■ What is asked: Reproduce all the lines exactly as they stand, apart from the pictures.
···
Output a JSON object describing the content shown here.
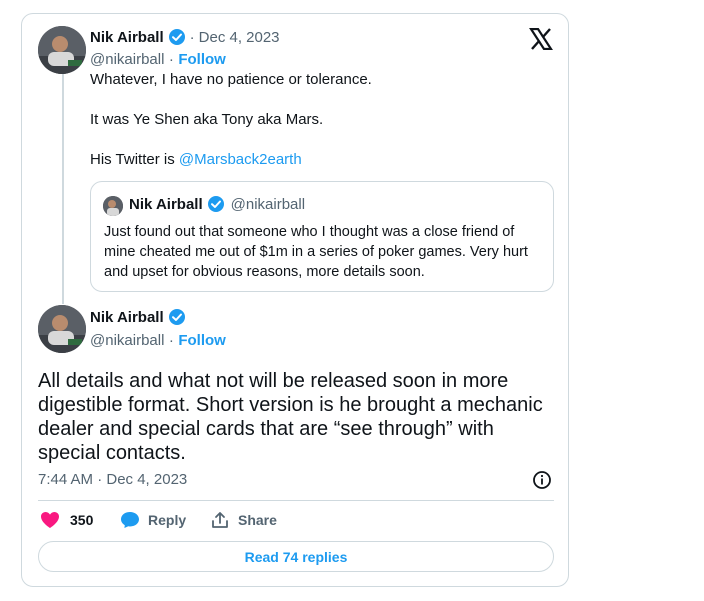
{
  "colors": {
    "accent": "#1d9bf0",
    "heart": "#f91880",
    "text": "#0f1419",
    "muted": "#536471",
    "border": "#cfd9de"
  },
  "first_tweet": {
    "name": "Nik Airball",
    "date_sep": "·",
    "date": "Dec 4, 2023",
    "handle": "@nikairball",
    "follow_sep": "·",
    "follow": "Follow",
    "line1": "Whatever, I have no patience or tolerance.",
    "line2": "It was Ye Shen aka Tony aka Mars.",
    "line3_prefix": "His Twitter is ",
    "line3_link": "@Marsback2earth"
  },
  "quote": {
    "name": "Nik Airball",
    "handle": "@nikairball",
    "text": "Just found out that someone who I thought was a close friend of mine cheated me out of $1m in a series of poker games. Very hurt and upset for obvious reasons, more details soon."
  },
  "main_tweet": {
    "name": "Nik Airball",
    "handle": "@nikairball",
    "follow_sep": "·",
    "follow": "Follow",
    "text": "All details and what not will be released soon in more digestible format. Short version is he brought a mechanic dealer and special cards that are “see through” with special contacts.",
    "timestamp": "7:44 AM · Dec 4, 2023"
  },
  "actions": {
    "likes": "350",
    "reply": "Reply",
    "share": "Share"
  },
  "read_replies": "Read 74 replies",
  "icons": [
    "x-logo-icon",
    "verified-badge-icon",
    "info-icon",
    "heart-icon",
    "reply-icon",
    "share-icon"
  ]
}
···
■ Exercise output:
Output a JSON object describing the content shown here.
{
  "colors": {
    "accent": "#1d9bf0",
    "heart": "#f91880",
    "text": "#0f1419",
    "muted": "#536471",
    "border": "#cfd9de"
  },
  "first_tweet": {
    "name": "Nik Airball",
    "date_sep": "·",
    "date": "Dec 4, 2023",
    "handle": "@nikairball",
    "follow_sep": "·",
    "follow": "Follow",
    "line1": "Whatever, I have no patience or tolerance.",
    "line2": "It was Ye Shen aka Tony aka Mars.",
    "line3_prefix": "His Twitter is ",
    "line3_link": "@Marsback2earth"
  },
  "quote": {
    "name": "Nik Airball",
    "handle": "@nikairball",
    "text": "Just found out that someone who I thought was a close friend of mine cheated me out of $1m in a series of poker games. Very hurt and upset for obvious reasons, more details soon."
  },
  "main_tweet": {
    "name": "Nik Airball",
    "handle": "@nikairball",
    "follow_sep": "·",
    "follow": "Follow",
    "text": "All details and what not will be released soon in more digestible format. Short version is he brought a mechanic dealer and special cards that are “see through” with special contacts.",
    "timestamp": "7:44 AM · Dec 4, 2023"
  },
  "actions": {
    "likes": "350",
    "reply": "Reply",
    "share": "Share"
  },
  "read_replies": "Read 74 replies",
  "icons": [
    "x-logo-icon",
    "verified-badge-icon",
    "info-icon",
    "heart-icon",
    "reply-icon",
    "share-icon"
  ]
}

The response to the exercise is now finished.